GOAL OF THE EXERCISE:
Copy the lines below verbatim, beginning with the line that includes "Output a JSON" and continuing to the end; leave out everything before it.
··· DATA LISTING
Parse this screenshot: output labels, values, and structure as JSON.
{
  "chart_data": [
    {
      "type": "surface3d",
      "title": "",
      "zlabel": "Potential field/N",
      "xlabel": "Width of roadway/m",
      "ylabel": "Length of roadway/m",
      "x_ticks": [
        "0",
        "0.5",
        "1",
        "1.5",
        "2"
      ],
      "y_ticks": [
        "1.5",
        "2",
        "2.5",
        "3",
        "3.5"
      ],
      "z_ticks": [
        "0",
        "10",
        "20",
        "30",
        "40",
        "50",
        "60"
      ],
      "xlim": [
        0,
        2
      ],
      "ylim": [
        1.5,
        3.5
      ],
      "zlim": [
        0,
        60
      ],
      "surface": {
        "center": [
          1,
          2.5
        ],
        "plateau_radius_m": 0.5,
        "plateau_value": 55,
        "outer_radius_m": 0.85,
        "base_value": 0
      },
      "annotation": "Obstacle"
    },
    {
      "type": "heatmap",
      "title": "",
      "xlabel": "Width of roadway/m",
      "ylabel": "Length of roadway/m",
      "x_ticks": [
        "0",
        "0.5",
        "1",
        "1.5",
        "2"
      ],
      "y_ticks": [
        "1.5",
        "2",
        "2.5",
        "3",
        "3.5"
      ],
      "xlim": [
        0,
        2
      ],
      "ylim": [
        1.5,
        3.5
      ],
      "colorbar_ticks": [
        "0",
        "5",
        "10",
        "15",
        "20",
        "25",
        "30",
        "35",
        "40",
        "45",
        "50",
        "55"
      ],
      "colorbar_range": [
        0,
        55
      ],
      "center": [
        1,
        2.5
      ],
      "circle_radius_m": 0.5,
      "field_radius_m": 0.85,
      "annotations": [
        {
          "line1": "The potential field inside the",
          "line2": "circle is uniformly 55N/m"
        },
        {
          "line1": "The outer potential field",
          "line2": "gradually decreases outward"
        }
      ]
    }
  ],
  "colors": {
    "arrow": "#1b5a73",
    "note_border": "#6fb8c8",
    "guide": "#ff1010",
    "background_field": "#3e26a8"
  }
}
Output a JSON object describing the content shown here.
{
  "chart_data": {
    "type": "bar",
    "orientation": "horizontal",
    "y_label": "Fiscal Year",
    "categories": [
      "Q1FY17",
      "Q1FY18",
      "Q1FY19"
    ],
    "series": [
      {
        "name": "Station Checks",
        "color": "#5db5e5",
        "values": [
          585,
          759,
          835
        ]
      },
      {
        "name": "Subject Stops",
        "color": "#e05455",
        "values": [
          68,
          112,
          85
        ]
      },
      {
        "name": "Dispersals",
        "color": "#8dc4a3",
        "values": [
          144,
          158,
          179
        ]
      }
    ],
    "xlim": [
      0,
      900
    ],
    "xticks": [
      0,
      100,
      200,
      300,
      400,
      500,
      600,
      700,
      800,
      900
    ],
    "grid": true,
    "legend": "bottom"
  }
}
······
SOLUTION TO THIS PROBLEM:
Output a JSON object describing the content shown here.
{
  "chart_data": {
    "type": "bar",
    "orientation": "horizontal",
    "y_label": "Fiscal Year",
    "categories": [
      "Q1FY17",
      "Q1FY18",
      "Q1FY19"
    ],
    "series": [
      {
        "name": "Station Checks",
        "color": "#5db5e5",
        "values": [
          585,
          759,
          835
        ]
      },
      {
        "name": "Subject Stops",
        "color": "#e05455",
        "values": [
          68,
          112,
          85
        ]
      },
      {
        "name": "Dispersals",
        "color": "#8dc4a3",
        "values": [
          144,
          158,
          179
        ]
      }
    ],
    "xlim": [
      0,
      900
    ],
    "xticks": [
      0,
      100,
      200,
      300,
      400,
      500,
      600,
      700,
      800,
      900
    ],
    "grid": true,
    "legend": "bottom"
  }
}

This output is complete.